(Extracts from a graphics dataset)
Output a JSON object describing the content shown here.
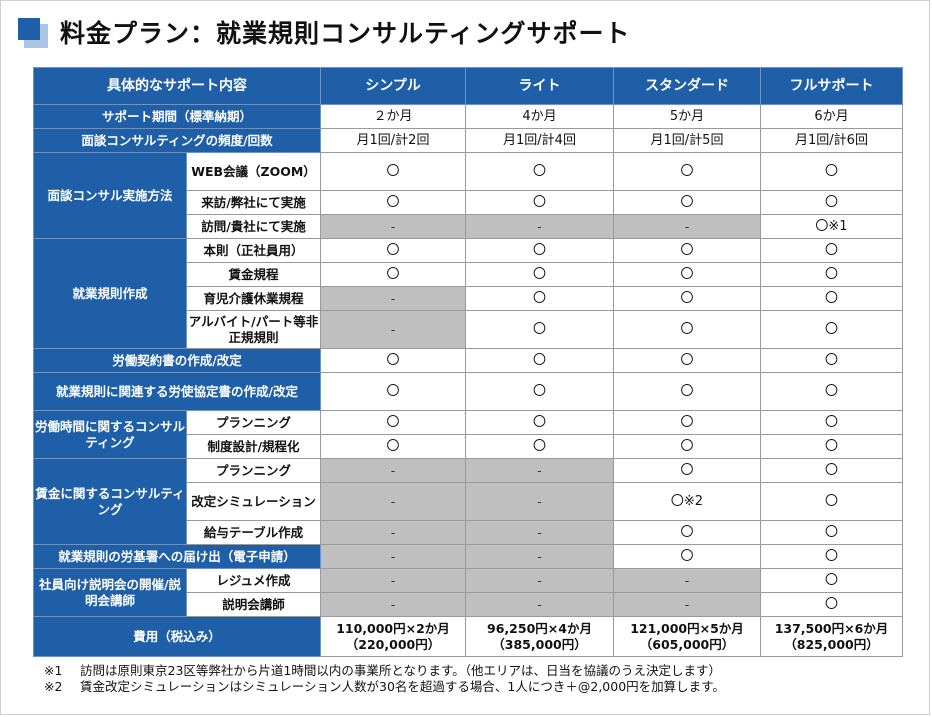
{
  "title": "料金プラン：就業規則コンサルティングサポート",
  "header": {
    "category": "具体的なサポート内容",
    "plans": [
      "シンプル",
      "ライト",
      "スタンダード",
      "フルサポート"
    ]
  },
  "rows": {
    "period": {
      "label": "サポート期間（標準納期）",
      "values": [
        "２か月",
        "4か月",
        "5か月",
        "6か月"
      ]
    },
    "frequency": {
      "label": "面談コンサルティングの頻度/回数",
      "values": [
        "月1回/計2回",
        "月1回/計4回",
        "月1回/計5回",
        "月1回/計6回"
      ]
    },
    "method": {
      "label": "面談コンサル実施方法",
      "items": [
        {
          "label": "WEB会議（ZOOM）",
          "values": [
            "〇",
            "〇",
            "〇",
            "〇"
          ]
        },
        {
          "label": "来訪/弊社にて実施",
          "values": [
            "〇",
            "〇",
            "〇",
            "〇"
          ]
        },
        {
          "label": "訪問/貴社にて実施",
          "values": [
            "-",
            "-",
            "-",
            "〇※1"
          ]
        }
      ]
    },
    "rules": {
      "label": "就業規則作成",
      "items": [
        {
          "label": "本則（正社員用）",
          "values": [
            "〇",
            "〇",
            "〇",
            "〇"
          ]
        },
        {
          "label": "賃金規程",
          "values": [
            "〇",
            "〇",
            "〇",
            "〇"
          ]
        },
        {
          "label": "育児介護休業規程",
          "values": [
            "-",
            "〇",
            "〇",
            "〇"
          ]
        },
        {
          "label": "アルバイト/パート等非正規規則",
          "values": [
            "-",
            "〇",
            "〇",
            "〇"
          ]
        }
      ]
    },
    "contract": {
      "label": "労働契約書の作成/改定",
      "values": [
        "〇",
        "〇",
        "〇",
        "〇"
      ]
    },
    "labor_agreement": {
      "label": "就業規則に関連する労使協定書の作成/改定",
      "values": [
        "〇",
        "〇",
        "〇",
        "〇"
      ]
    },
    "working_hours": {
      "label": "労働時間に関するコンサルティング",
      "items": [
        {
          "label": "プランニング",
          "values": [
            "〇",
            "〇",
            "〇",
            "〇"
          ]
        },
        {
          "label": "制度設計/規程化",
          "values": [
            "〇",
            "〇",
            "〇",
            "〇"
          ]
        }
      ]
    },
    "wages": {
      "label": "賃金に関するコンサルティング",
      "items": [
        {
          "label": "プランニング",
          "values": [
            "-",
            "-",
            "〇",
            "〇"
          ]
        },
        {
          "label": "改定シミュレーション",
          "values": [
            "-",
            "-",
            "〇※2",
            "〇"
          ]
        },
        {
          "label": "給与テーブル作成",
          "values": [
            "-",
            "-",
            "〇",
            "〇"
          ]
        }
      ]
    },
    "filing": {
      "label": "就業規則の労基署への届け出（電子申請）",
      "values": [
        "-",
        "-",
        "〇",
        "〇"
      ]
    },
    "briefing": {
      "label": "社員向け説明会の開催/説明会講師",
      "items": [
        {
          "label": "レジュメ作成",
          "values": [
            "-",
            "-",
            "-",
            "〇"
          ]
        },
        {
          "label": "説明会講師",
          "values": [
            "-",
            "-",
            "-",
            "〇"
          ]
        }
      ]
    },
    "cost": {
      "label": "費用（税込み）",
      "values": [
        {
          "main": "110,000円×2か月",
          "total": "（220,000円）"
        },
        {
          "main": "96,250円×4か月",
          "total": "（385,000円）"
        },
        {
          "main": "121,000円×5か月",
          "total": "（605,000円）"
        },
        {
          "main": "137,500円×6か月",
          "total": "（825,000円）"
        }
      ]
    }
  },
  "notes": [
    {
      "mark": "※1",
      "text": "訪問は原則東京23区等弊社から片道1時間以内の事業所となります。（他エリアは、日当を協議のうえ決定します）"
    },
    {
      "mark": "※2",
      "text": "賃金改定シミュレーションはシミュレーション人数が30名を超過する場合、1人につき＋@2,000円を加算します。"
    }
  ],
  "colors": {
    "header_blue": "#1f5fa8",
    "gray_cell": "#bfbfbf",
    "icon_light": "#a9c6e6"
  }
}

Do this:
Show, from the material above, each line that includes the string "total".

Exercise solution:
          "total": "（220,000円）"
          "total": "（385,000円）"
          "total": "（605,000円）"
          "total": "（825,000円）"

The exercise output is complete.